**INSTRUCTIONS TO FOLLOW:**
Copy every line of the material below word for word.

Records from a collection:
☆ ☆ ☆

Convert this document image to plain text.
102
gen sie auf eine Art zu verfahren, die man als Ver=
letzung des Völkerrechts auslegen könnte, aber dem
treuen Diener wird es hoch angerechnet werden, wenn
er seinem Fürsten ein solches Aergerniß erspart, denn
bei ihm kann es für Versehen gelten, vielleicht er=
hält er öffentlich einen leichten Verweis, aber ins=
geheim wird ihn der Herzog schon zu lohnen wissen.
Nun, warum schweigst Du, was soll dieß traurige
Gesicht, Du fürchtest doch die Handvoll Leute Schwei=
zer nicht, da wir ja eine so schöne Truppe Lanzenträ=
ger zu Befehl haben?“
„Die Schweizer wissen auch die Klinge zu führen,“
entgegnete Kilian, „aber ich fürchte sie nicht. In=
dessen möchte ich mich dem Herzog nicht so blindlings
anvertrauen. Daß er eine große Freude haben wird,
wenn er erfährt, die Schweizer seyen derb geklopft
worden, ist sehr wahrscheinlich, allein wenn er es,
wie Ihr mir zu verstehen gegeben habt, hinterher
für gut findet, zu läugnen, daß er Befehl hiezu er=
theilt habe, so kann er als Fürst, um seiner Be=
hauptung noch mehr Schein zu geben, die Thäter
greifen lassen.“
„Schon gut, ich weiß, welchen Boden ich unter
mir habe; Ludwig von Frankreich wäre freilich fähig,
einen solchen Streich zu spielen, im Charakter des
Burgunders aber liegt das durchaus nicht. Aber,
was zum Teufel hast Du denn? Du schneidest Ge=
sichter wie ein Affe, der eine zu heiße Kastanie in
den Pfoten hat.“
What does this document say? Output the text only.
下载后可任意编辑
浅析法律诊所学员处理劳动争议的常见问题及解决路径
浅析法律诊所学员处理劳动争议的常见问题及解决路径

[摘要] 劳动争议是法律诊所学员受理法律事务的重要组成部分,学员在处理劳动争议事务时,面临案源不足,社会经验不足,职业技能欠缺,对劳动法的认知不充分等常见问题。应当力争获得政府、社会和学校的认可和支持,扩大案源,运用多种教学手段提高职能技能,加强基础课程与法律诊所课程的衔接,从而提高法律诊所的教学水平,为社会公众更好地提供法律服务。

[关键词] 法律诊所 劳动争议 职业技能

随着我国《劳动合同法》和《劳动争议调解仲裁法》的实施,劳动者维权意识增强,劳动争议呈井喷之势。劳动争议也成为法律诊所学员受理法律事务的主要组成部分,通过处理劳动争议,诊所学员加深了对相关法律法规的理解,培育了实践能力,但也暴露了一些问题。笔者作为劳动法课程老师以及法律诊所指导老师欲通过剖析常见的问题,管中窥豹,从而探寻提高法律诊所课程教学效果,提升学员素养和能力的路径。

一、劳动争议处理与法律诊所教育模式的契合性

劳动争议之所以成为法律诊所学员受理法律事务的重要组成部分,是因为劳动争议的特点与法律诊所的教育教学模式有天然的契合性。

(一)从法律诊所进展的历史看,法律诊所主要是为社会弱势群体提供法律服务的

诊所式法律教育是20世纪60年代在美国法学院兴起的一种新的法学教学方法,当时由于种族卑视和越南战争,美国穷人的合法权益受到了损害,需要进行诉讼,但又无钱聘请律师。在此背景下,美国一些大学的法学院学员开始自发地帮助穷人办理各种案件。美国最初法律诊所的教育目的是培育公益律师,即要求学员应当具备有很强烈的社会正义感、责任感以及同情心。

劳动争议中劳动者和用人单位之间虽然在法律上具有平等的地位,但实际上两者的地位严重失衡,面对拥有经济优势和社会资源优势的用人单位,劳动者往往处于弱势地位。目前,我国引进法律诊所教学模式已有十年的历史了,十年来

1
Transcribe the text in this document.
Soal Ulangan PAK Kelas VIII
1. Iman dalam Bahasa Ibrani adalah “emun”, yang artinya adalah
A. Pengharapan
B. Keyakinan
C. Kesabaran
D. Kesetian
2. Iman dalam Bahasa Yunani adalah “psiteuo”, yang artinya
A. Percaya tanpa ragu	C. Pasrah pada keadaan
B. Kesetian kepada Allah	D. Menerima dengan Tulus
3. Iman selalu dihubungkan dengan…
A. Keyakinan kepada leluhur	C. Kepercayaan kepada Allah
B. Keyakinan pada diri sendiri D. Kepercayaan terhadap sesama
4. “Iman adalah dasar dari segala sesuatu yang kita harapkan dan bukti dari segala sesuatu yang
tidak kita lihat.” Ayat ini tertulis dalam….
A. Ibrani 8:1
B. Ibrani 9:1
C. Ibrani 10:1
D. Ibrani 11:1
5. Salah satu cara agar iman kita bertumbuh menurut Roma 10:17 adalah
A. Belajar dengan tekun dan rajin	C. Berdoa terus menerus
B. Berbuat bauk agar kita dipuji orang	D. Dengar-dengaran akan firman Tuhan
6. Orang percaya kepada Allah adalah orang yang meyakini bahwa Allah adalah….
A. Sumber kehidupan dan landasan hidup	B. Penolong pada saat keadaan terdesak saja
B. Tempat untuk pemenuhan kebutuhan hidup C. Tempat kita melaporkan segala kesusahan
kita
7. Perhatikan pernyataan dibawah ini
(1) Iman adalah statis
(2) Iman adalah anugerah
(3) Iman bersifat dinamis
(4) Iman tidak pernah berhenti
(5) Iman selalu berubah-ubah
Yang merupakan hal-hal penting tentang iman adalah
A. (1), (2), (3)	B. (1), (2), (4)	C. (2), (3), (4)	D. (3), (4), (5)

☆ ☆ ☆

**RESPONSE TO THE EXERCISE:**
Convert this document image to plain text.
102
gen sie auf eine Art zu verfahren, die man als Ver=
letzung des Völkerrechts auslegen könnte, aber dem
treuen Diener wird es hoch angerechnet werden, wenn
er seinem Fürsten ein solches Aergerniß erspart, denn
bei ihm kann es für Versehen gelten, vielleicht er=
hält er öffentlich einen leichten Verweis, aber ins=
geheim wird ihn der Herzog schon zu lohnen wissen.
Nun, warum schweigst Du, was soll dieß traurige
Gesicht, Du fürchtest doch die Handvoll Leute Schwei=
zer nicht, da wir ja eine so schöne Truppe Lanzenträ=
ger zu Befehl haben?“
„Die Schweizer wissen auch die Klinge zu führen,“
entgegnete Kilian, „aber ich fürchte sie nicht. In=
dessen möchte ich mich dem Herzog nicht so blindlings
anvertrauen. Daß er eine große Freude haben wird,
wenn er erfährt, die Schweizer seyen derb geklopft
worden, ist sehr wahrscheinlich, allein wenn er es,
wie Ihr mir zu verstehen gegeben habt, hinterher
für gut findet, zu läugnen, daß er Befehl hiezu er=
theilt habe, so kann er als Fürst, um seiner Be=
hauptung noch mehr Schein zu geben, die Thäter
greifen lassen.“
„Schon gut, ich weiß, welchen Boden ich unter
mir habe; Ludwig von Frankreich wäre freilich fähig,
einen solchen Streich zu spielen, im Charakter des
Burgunders aber liegt das durchaus nicht. Aber,
was zum Teufel hast Du denn? Du schneidest Ge=
sichter wie ein Affe, der eine zu heiße Kastanie in
den Pfoten hat.“
What does this document say? Output the text only.
下载后可任意编辑
浅析法律诊所学员处理劳动争议的常见问题及解决路径
浅析法律诊所学员处理劳动争议的常见问题及解决路径

[摘要] 劳动争议是法律诊所学员受理法律事务的重要组成部分,学员在处理劳动争议事务时,面临案源不足,社会经验不足,职业技能欠缺,对劳动法的认知不充分等常见问题。应当力争获得政府、社会和学校的认可和支持,扩大案源,运用多种教学手段提高职能技能,加强基础课程与法律诊所课程的衔接,从而提高法律诊所的教学水平,为社会公众更好地提供法律服务。

[关键词] 法律诊所 劳动争议 职业技能

随着我国《劳动合同法》和《劳动争议调解仲裁法》的实施,劳动者维权意识增强,劳动争议呈井喷之势。劳动争议也成为法律诊所学员受理法律事务的主要组成部分,通过处理劳动争议,诊所学员加深了对相关法律法规的理解,培育了实践能力,但也暴露了一些问题。笔者作为劳动法课程老师以及法律诊所指导老师欲通过剖析常见的问题,管中窥豹,从而探寻提高法律诊所课程教学效果,提升学员素养和能力的路径。

一、劳动争议处理与法律诊所教育模式的契合性

劳动争议之所以成为法律诊所学员受理法律事务的重要组成部分,是因为劳动争议的特点与法律诊所的教育教学模式有天然的契合性。

(一)从法律诊所进展的历史看,法律诊所主要是为社会弱势群体提供法律服务的

诊所式法律教育是20世纪60年代在美国法学院兴起的一种新的法学教学方法,当时由于种族卑视和越南战争,美国穷人的合法权益受到了损害,需要进行诉讼,但又无钱聘请律师。在此背景下,美国一些大学的法学院学员开始自发地帮助穷人办理各种案件。美国最初法律诊所的教育目的是培育公益律师,即要求学员应当具备有很强烈的社会正义感、责任感以及同情心。

劳动争议中劳动者和用人单位之间虽然在法律上具有平等的地位,但实际上两者的地位严重失衡,面对拥有经济优势和社会资源优势的用人单位,劳动者往往处于弱势地位。目前,我国引进法律诊所教学模式已有十年的历史了,十年来

1
Transcribe the text in this document.
Soal Ulangan PAK Kelas VIII
1. Iman dalam Bahasa Ibrani adalah “emun”, yang artinya adalah
A. Pengharapan
B. Keyakinan
C. Kesabaran
D. Kesetian
2. Iman dalam Bahasa Yunani adalah “psiteuo”, yang artinya
A. Percaya tanpa ragu	C. Pasrah pada keadaan
B. Kesetian kepada Allah	D. Menerima dengan Tulus
3. Iman selalu dihubungkan dengan…
A. Keyakinan kepada leluhur	C. Kepercayaan kepada Allah
B. Keyakinan pada diri sendiri D. Kepercayaan terhadap sesama
4. “Iman adalah dasar dari segala sesuatu yang kita harapkan dan bukti dari segala sesuatu yang
tidak kita lihat.” Ayat ini tertulis dalam….
A. Ibrani 8:1
B. Ibrani 9:1
C. Ibrani 10:1
D. Ibrani 11:1
5. Salah satu cara agar iman kita bertumbuh menurut Roma 10:17 adalah
A. Belajar dengan tekun dan rajin	C. Berdoa terus menerus
B. Berbuat bauk agar kita dipuji orang	D. Dengar-dengaran akan firman Tuhan
6. Orang percaya kepada Allah adalah orang yang meyakini bahwa Allah adalah….
A. Sumber kehidupan dan landasan hidup	B. Penolong pada saat keadaan terdesak saja
B. Tempat untuk pemenuhan kebutuhan hidup C. Tempat kita melaporkan segala kesusahan
kita
7. Perhatikan pernyataan dibawah ini
(1) Iman adalah statis
(2) Iman adalah anugerah
(3) Iman bersifat dinamis
(4) Iman tidak pernah berhenti
(5) Iman selalu berubah-ubah
Yang merupakan hal-hal penting tentang iman adalah
A. (1), (2), (3)	B. (1), (2), (4)	C. (2), (3), (4)	D. (3), (4), (5)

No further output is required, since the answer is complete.